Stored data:
--- START ---

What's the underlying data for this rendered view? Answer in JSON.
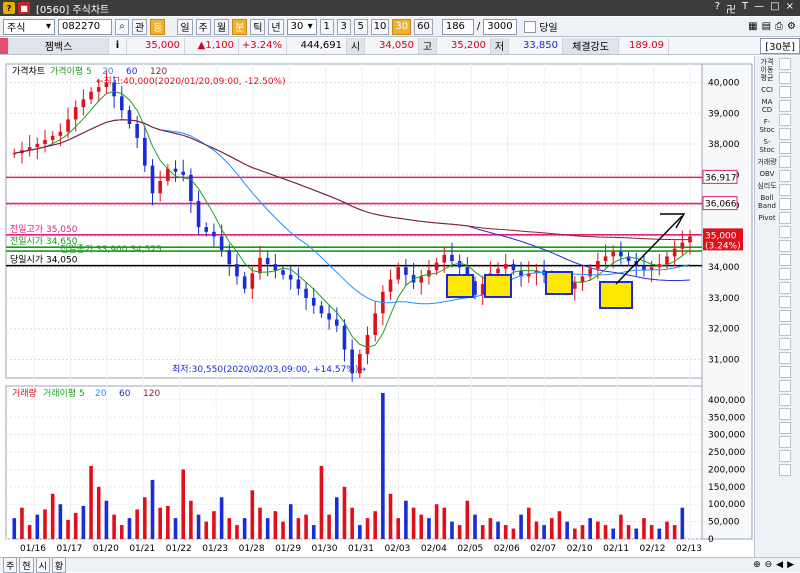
{
  "window": {
    "title": "[0560] 주식차트",
    "controls": [
      "?",
      "卍",
      "T",
      "—",
      "□",
      "×"
    ]
  },
  "toolbar": {
    "market": "주식",
    "code": "082270",
    "search_icon": "search-icon",
    "btn_gwan": "관",
    "btn_mark": "등",
    "periods": [
      "일",
      "주",
      "월",
      "분",
      "틱",
      "년"
    ],
    "period_value": "30",
    "intervals": [
      "1",
      "3",
      "5",
      "10",
      "30",
      "60"
    ],
    "count": "186",
    "slash": "/",
    "total": "3000",
    "today_label": "당일"
  },
  "quote": {
    "name": "젬백스",
    "i_label": "i",
    "price": "35,000",
    "change": "▲1,100",
    "rate": "+3.24%",
    "volume": "444,691",
    "open_label": "시",
    "open": "34,050",
    "high_label": "고",
    "high": "35,200",
    "low_label": "저",
    "low": "33,850",
    "strength_label": "체결강도",
    "strength": "189.09",
    "timeframe": "[30분]"
  },
  "price_panel": {
    "legend": [
      "가격차트",
      "가격이평 5",
      "20",
      "60",
      "120"
    ],
    "high_note": "←최고:40,000(2020/01/20,09:00, -12.50%)",
    "low_note": "최저:30,550(2020/02/03,09:00, +14.57%)→",
    "line_labels": {
      "prev_high": "전일고가 35,050",
      "prev_close": "전일시가 34,650",
      "prev_mid": "전일종가 33,900 34,525",
      "today_open": "당일시가 34,050"
    },
    "right_tags": {
      "r1": "36,917",
      "r2": "36,066",
      "cur": "35,000",
      "cur_rate": "(3.24%)"
    }
  },
  "volume_panel": {
    "legend": [
      "거래량",
      "거래이평 5",
      "20",
      "60",
      "120"
    ]
  },
  "chart_data": {
    "type": "candlestick",
    "price_axis": {
      "ticks": [
        31000,
        32000,
        33000,
        34000,
        35000,
        36000,
        37000,
        38000,
        39000,
        40000
      ],
      "ylim": [
        30400,
        40600
      ]
    },
    "volume_axis": {
      "ticks": [
        0,
        50000,
        100000,
        150000,
        200000,
        250000,
        300000,
        350000,
        400000
      ],
      "ylim": [
        0,
        440000
      ]
    },
    "x_labels": [
      "01/16",
      "01/17",
      "01/20",
      "01/21",
      "01/22",
      "01/23",
      "01/28",
      "01/29",
      "01/30",
      "01/31",
      "02/03",
      "02/04",
      "02/05",
      "02/06",
      "02/07",
      "02/10",
      "02/11",
      "02/12",
      "02/13"
    ],
    "horizontal_lines": [
      {
        "value": 36917,
        "color": "#e0207a"
      },
      {
        "value": 36066,
        "color": "#e0207a"
      },
      {
        "value": 35050,
        "color": "#e0207a"
      },
      {
        "value": 34650,
        "color": "#1a9a1a"
      },
      {
        "value": 34525,
        "color": "#1a9a1a"
      },
      {
        "value": 34050,
        "color": "#000000"
      }
    ],
    "price_path": [
      [
        0,
        37700
      ],
      [
        3,
        38000
      ],
      [
        6,
        38400
      ],
      [
        8,
        39200
      ],
      [
        10,
        39700
      ],
      [
        12,
        40000
      ],
      [
        14,
        39100
      ],
      [
        16,
        38200
      ],
      [
        18,
        36400
      ],
      [
        20,
        37200
      ],
      [
        22,
        37000
      ],
      [
        24,
        35300
      ],
      [
        26,
        35000
      ],
      [
        28,
        34100
      ],
      [
        30,
        33300
      ],
      [
        32,
        34300
      ],
      [
        34,
        33900
      ],
      [
        36,
        33600
      ],
      [
        38,
        33000
      ],
      [
        40,
        32500
      ],
      [
        42,
        32100
      ],
      [
        44,
        30550
      ],
      [
        46,
        31800
      ],
      [
        48,
        33200
      ],
      [
        50,
        34000
      ],
      [
        52,
        33500
      ],
      [
        54,
        33900
      ],
      [
        56,
        34400
      ],
      [
        58,
        34000
      ],
      [
        60,
        33100
      ],
      [
        62,
        33800
      ],
      [
        64,
        34100
      ],
      [
        66,
        33700
      ],
      [
        68,
        33900
      ],
      [
        70,
        33600
      ],
      [
        72,
        33300
      ],
      [
        74,
        33700
      ],
      [
        76,
        34200
      ],
      [
        78,
        34500
      ],
      [
        80,
        34200
      ],
      [
        82,
        33900
      ],
      [
        84,
        34100
      ],
      [
        86,
        34600
      ],
      [
        88,
        35000
      ]
    ],
    "volumes": [
      60,
      90,
      40,
      70,
      85,
      130,
      100,
      55,
      75,
      95,
      210,
      150,
      110,
      70,
      40,
      60,
      85,
      120,
      170,
      90,
      95,
      60,
      200,
      110,
      70,
      50,
      80,
      120,
      60,
      40,
      60,
      140,
      90,
      60,
      80,
      50,
      100,
      60,
      70,
      40,
      210,
      70,
      120,
      150,
      90,
      40,
      60,
      80,
      420,
      130,
      60,
      110,
      90,
      70,
      60,
      100,
      90,
      50,
      40,
      110,
      70,
      40,
      60,
      50,
      40,
      30,
      70,
      90,
      50,
      40,
      60,
      80,
      50,
      30,
      40,
      60,
      50,
      40,
      30,
      70,
      40,
      30,
      60,
      40,
      30,
      50,
      40,
      90
    ],
    "colors": {
      "up": "#e0101a",
      "down": "#1a2bd8",
      "ma5": "#1fa01f",
      "ma20": "#1e90ff",
      "ma60": "#2a2acd",
      "ma120": "#8a2030",
      "highlight": "#ffe800"
    }
  },
  "right_tools": [
    "가격 이동 평균",
    "CCI",
    "MA CD",
    "F-Stoc",
    "S-Stoc",
    "거래량",
    "OBV",
    "심리도",
    "Boll Band",
    "Pivot"
  ],
  "bottom_tabs": [
    "주",
    "현",
    "시",
    "황"
  ]
}
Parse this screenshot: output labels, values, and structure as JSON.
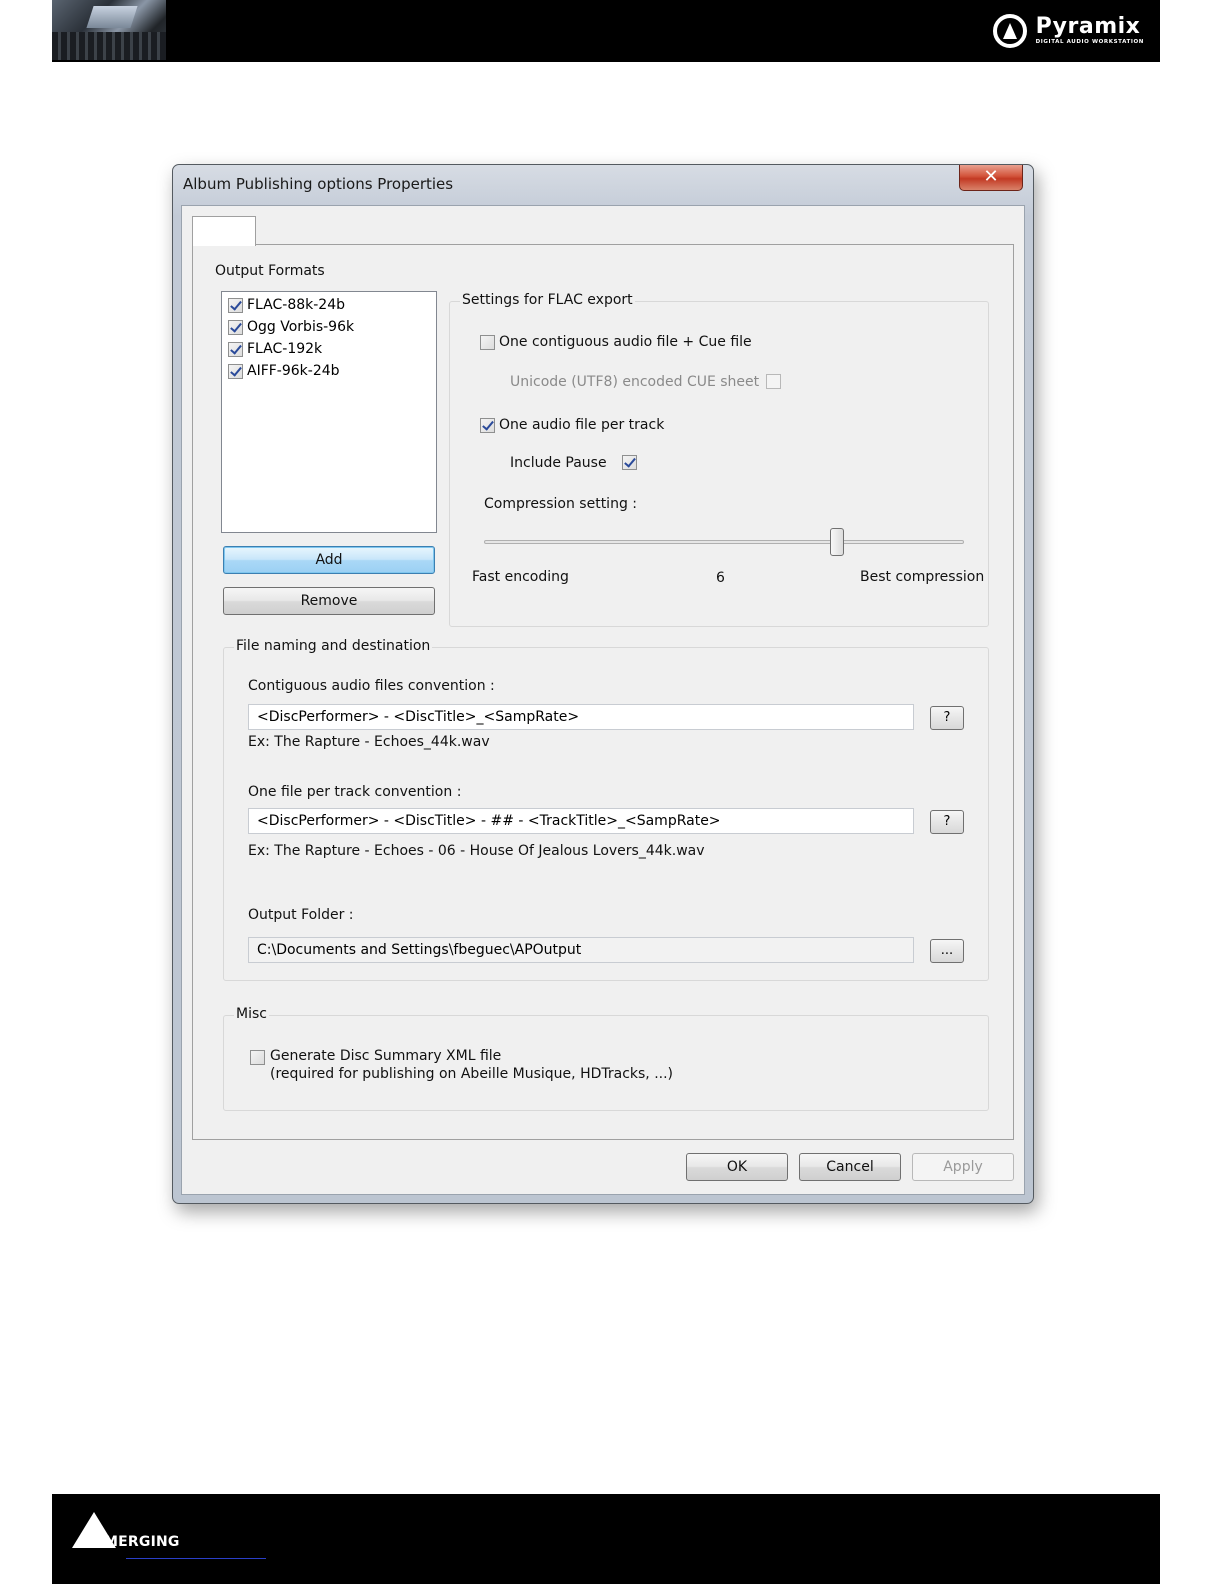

--- END ---

Repeat the entries exactly and keep the pictures out of the copy.

What's the underlying data for this rendered view? Answer in JSON.
{
  "window": {
    "title": "[0560] 주식차트",
    "controls": [
      "?",
      "卍",
      "T",
      "—",
      "□",
      "×"
    ]
  },
  "toolbar": {
    "market": "주식",
    "code": "082270",
    "search_icon": "search-icon",
    "btn_gwan": "관",
    "btn_mark": "등",
    "periods": [
      "일",
      "주",
      "월",
      "분",
      "틱",
      "년"
    ],
    "period_value": "30",
    "intervals": [
      "1",
      "3",
      "5",
      "10",
      "30",
      "60"
    ],
    "count": "186",
    "slash": "/",
    "total": "3000",
    "today_label": "당일"
  },
  "quote": {
    "name": "젬백스",
    "i_label": "i",
    "price": "35,000",
    "change": "▲1,100",
    "rate": "+3.24%",
    "volume": "444,691",
    "open_label": "시",
    "open": "34,050",
    "high_label": "고",
    "high": "35,200",
    "low_label": "저",
    "low": "33,850",
    "strength_label": "체결강도",
    "strength": "189.09",
    "timeframe": "[30분]"
  },
  "price_panel": {
    "legend": [
      "가격차트",
      "가격이평 5",
      "20",
      "60",
      "120"
    ],
    "high_note": "←최고:40,000(2020/01/20,09:00, -12.50%)",
    "low_note": "최저:30,550(2020/02/03,09:00, +14.57%)→",
    "line_labels": {
      "prev_high": "전일고가 35,050",
      "prev_close": "전일시가 34,650",
      "prev_mid": "전일종가 33,900 34,525",
      "today_open": "당일시가 34,050"
    },
    "right_tags": {
      "r1": "36,917",
      "r2": "36,066",
      "cur": "35,000",
      "cur_rate": "(3.24%)"
    }
  },
  "volume_panel": {
    "legend": [
      "거래량",
      "거래이평 5",
      "20",
      "60",
      "120"
    ]
  },
  "chart_data": {
    "type": "candlestick",
    "price_axis": {
      "ticks": [
        31000,
        32000,
        33000,
        34000,
        35000,
        36000,
        37000,
        38000,
        39000,
        40000
      ],
      "ylim": [
        30400,
        40600
      ]
    },
    "volume_axis": {
      "ticks": [
        0,
        50000,
        100000,
        150000,
        200000,
        250000,
        300000,
        350000,
        400000
      ],
      "ylim": [
        0,
        440000
      ]
    },
    "x_labels": [
      "01/16",
      "01/17",
      "01/20",
      "01/21",
      "01/22",
      "01/23",
      "01/28",
      "01/29",
      "01/30",
      "01/31",
      "02/03",
      "02/04",
      "02/05",
      "02/06",
      "02/07",
      "02/10",
      "02/11",
      "02/12",
      "02/13"
    ],
    "horizontal_lines": [
      {
        "value": 36917,
        "color": "#e0207a"
      },
      {
        "value": 36066,
        "color": "#e0207a"
      },
      {
        "value": 35050,
        "color": "#e0207a"
      },
      {
        "value": 34650,
        "color": "#1a9a1a"
      },
      {
        "value": 34525,
        "color": "#1a9a1a"
      },
      {
        "value": 34050,
        "color": "#000000"
      }
    ],
    "price_path": [
      [
        0,
        37700
      ],
      [
        3,
        38000
      ],
      [
        6,
        38400
      ],
      [
        8,
        39200
      ],
      [
        10,
        39700
      ],
      [
        12,
        40000
      ],
      [
        14,
        39100
      ],
      [
        16,
        38200
      ],
      [
        18,
        36400
      ],
      [
        20,
        37200
      ],
      [
        22,
        37000
      ],
      [
        24,
        35300
      ],
      [
        26,
        35000
      ],
      [
        28,
        34100
      ],
      [
        30,
        33300
      ],
      [
        32,
        34300
      ],
      [
        34,
        33900
      ],
      [
        36,
        33600
      ],
      [
        38,
        33000
      ],
      [
        40,
        32500
      ],
      [
        42,
        32100
      ],
      [
        44,
        30550
      ],
      [
        46,
        31800
      ],
      [
        48,
        33200
      ],
      [
        50,
        34000
      ],
      [
        52,
        33500
      ],
      [
        54,
        33900
      ],
      [
        56,
        34400
      ],
      [
        58,
        34000
      ],
      [
        60,
        33100
      ],
      [
        62,
        33800
      ],
      [
        64,
        34100
      ],
      [
        66,
        33700
      ],
      [
        68,
        33900
      ],
      [
        70,
        33600
      ],
      [
        72,
        33300
      ],
      [
        74,
        33700
      ],
      [
        76,
        34200
      ],
      [
        78,
        34500
      ],
      [
        80,
        34200
      ],
      [
        82,
        33900
      ],
      [
        84,
        34100
      ],
      [
        86,
        34600
      ],
      [
        88,
        35000
      ]
    ],
    "volumes": [
      60,
      90,
      40,
      70,
      85,
      130,
      100,
      55,
      75,
      95,
      210,
      150,
      110,
      70,
      40,
      60,
      85,
      120,
      170,
      90,
      95,
      60,
      200,
      110,
      70,
      50,
      80,
      120,
      60,
      40,
      60,
      140,
      90,
      60,
      80,
      50,
      100,
      60,
      70,
      40,
      210,
      70,
      120,
      150,
      90,
      40,
      60,
      80,
      420,
      130,
      60,
      110,
      90,
      70,
      60,
      100,
      90,
      50,
      40,
      110,
      70,
      40,
      60,
      50,
      40,
      30,
      70,
      90,
      50,
      40,
      60,
      80,
      50,
      30,
      40,
      60,
      50,
      40,
      30,
      70,
      40,
      30,
      60,
      40,
      30,
      50,
      40,
      90
    ],
    "colors": {
      "up": "#e0101a",
      "down": "#1a2bd8",
      "ma5": "#1fa01f",
      "ma20": "#1e90ff",
      "ma60": "#2a2acd",
      "ma120": "#8a2030",
      "highlight": "#ffe800"
    }
  },
  "right_tools": [
    "가격 이동 평균",
    "CCI",
    "MA CD",
    "F-Stoc",
    "S-Stoc",
    "거래량",
    "OBV",
    "심리도",
    "Boll Band",
    "Pivot"
  ],
  "bottom_tabs": [
    "주",
    "현",
    "시",
    "황"
  ]
}
Parse this screenshot: output labels, values, and structure as JSON.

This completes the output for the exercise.